• [WRITTEN EXERCISE]
Search the listing below for the string "Tubo" and show each line that contains it.

═══ INPUT ROWS

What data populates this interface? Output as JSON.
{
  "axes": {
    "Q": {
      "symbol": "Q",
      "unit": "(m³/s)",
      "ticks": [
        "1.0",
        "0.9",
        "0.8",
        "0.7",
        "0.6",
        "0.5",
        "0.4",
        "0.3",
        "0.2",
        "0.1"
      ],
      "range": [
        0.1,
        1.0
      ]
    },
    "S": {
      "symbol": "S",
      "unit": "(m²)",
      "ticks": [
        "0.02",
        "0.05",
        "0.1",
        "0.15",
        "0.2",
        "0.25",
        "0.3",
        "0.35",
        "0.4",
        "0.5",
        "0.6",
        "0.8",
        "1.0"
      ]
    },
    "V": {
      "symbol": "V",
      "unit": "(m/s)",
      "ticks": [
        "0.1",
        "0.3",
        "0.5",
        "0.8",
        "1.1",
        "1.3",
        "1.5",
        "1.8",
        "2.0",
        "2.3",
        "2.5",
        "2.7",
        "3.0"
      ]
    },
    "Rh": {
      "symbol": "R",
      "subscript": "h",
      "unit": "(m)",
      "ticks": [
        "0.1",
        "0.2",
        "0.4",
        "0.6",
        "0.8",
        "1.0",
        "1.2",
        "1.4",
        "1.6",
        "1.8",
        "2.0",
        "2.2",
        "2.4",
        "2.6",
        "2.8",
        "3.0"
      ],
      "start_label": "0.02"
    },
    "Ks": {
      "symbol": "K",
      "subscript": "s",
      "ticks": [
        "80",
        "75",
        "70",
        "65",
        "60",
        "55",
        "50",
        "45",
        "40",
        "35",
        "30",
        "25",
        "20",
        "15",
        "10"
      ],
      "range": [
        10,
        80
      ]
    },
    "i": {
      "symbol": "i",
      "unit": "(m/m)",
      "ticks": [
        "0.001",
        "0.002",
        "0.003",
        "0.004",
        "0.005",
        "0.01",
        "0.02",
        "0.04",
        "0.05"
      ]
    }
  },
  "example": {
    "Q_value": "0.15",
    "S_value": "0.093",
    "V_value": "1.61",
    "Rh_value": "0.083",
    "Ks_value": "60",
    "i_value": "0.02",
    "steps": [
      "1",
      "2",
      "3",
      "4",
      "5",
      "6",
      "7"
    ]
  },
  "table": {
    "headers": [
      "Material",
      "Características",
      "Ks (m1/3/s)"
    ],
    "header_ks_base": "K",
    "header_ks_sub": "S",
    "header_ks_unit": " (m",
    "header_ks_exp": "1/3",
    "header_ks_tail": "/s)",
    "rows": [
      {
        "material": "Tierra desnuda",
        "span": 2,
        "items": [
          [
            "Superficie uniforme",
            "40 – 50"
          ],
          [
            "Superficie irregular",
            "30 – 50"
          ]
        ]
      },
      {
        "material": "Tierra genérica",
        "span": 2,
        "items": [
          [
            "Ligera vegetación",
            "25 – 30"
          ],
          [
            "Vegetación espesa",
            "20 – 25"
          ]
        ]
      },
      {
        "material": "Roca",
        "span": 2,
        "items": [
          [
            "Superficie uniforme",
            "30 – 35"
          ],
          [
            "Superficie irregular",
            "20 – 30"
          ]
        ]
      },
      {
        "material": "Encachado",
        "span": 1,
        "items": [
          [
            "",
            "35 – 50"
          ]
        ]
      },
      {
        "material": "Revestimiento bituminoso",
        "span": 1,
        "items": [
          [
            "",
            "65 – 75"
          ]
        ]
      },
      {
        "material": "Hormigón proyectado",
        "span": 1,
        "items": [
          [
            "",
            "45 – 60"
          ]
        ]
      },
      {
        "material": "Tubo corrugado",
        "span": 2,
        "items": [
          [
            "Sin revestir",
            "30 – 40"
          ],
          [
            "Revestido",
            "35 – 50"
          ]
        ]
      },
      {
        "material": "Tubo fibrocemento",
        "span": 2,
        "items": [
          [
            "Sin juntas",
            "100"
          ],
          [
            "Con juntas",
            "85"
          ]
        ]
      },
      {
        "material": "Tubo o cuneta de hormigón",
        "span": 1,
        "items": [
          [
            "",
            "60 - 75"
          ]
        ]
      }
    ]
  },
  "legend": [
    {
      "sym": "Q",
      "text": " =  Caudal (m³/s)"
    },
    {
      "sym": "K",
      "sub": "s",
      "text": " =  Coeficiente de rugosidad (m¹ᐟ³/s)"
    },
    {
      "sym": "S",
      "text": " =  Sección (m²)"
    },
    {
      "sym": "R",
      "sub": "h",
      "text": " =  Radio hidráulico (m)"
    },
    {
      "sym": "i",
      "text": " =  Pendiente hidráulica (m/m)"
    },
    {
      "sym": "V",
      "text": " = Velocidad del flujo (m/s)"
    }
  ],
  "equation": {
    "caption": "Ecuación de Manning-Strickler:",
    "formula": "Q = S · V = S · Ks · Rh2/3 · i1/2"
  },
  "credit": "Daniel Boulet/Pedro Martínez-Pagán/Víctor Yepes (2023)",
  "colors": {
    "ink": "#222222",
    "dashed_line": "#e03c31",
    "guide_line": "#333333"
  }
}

══════

• [WRITTEN REPLY]
        "material": "Tubo corrugado",
        "material": "Tubo fibrocemento",
        "material": "Tubo o cuneta de hormigón",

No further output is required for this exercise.